# [YOUR INSTRUCTIONS]
Each entry in the listing below should be restated word for word.

# [GIVEN INFORMATION]
---
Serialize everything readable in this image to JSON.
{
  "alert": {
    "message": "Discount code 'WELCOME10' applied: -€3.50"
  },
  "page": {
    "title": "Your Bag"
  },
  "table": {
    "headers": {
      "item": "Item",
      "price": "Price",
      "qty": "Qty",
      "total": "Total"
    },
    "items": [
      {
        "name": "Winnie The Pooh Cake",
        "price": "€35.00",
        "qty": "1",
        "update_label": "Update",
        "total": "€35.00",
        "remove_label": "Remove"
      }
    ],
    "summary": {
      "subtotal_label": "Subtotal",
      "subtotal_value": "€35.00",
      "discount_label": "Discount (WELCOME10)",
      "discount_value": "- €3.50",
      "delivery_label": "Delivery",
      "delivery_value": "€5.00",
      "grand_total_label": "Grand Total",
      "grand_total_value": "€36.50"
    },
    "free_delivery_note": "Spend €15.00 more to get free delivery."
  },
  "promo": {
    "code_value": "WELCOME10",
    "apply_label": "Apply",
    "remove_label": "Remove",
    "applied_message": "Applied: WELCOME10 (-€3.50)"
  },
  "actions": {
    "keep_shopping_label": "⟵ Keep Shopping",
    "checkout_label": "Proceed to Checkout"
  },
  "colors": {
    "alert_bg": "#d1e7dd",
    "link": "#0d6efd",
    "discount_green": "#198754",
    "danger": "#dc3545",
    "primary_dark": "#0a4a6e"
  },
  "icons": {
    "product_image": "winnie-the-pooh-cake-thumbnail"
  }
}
---
# [ANSWER BELOW]
Serialize everything readable in this image to JSON.
{
  "alert": {
    "message": "Discount code 'WELCOME10' applied: -€3.50"
  },
  "page": {
    "title": "Your Bag"
  },
  "table": {
    "headers": {
      "item": "Item",
      "price": "Price",
      "qty": "Qty",
      "total": "Total"
    },
    "items": [
      {
        "name": "Winnie The Pooh Cake",
        "price": "€35.00",
        "qty": "1",
        "update_label": "Update",
        "total": "€35.00",
        "remove_label": "Remove"
      }
    ],
    "summary": {
      "subtotal_label": "Subtotal",
      "subtotal_value": "€35.00",
      "discount_label": "Discount (WELCOME10)",
      "discount_value": "- €3.50",
      "delivery_label": "Delivery",
      "delivery_value": "€5.00",
      "grand_total_label": "Grand Total",
      "grand_total_value": "€36.50"
    },
    "free_delivery_note": "Spend €15.00 more to get free delivery."
  },
  "promo": {
    "code_value": "WELCOME10",
    "apply_label": "Apply",
    "remove_label": "Remove",
    "applied_message": "Applied: WELCOME10 (-€3.50)"
  },
  "actions": {
    "keep_shopping_label": "⟵ Keep Shopping",
    "checkout_label": "Proceed to Checkout"
  },
  "colors": {
    "alert_bg": "#d1e7dd",
    "link": "#0d6efd",
    "discount_green": "#198754",
    "danger": "#dc3545",
    "primary_dark": "#0a4a6e"
  },
  "icons": {
    "product_image": "winnie-the-pooh-cake-thumbnail"
  }
}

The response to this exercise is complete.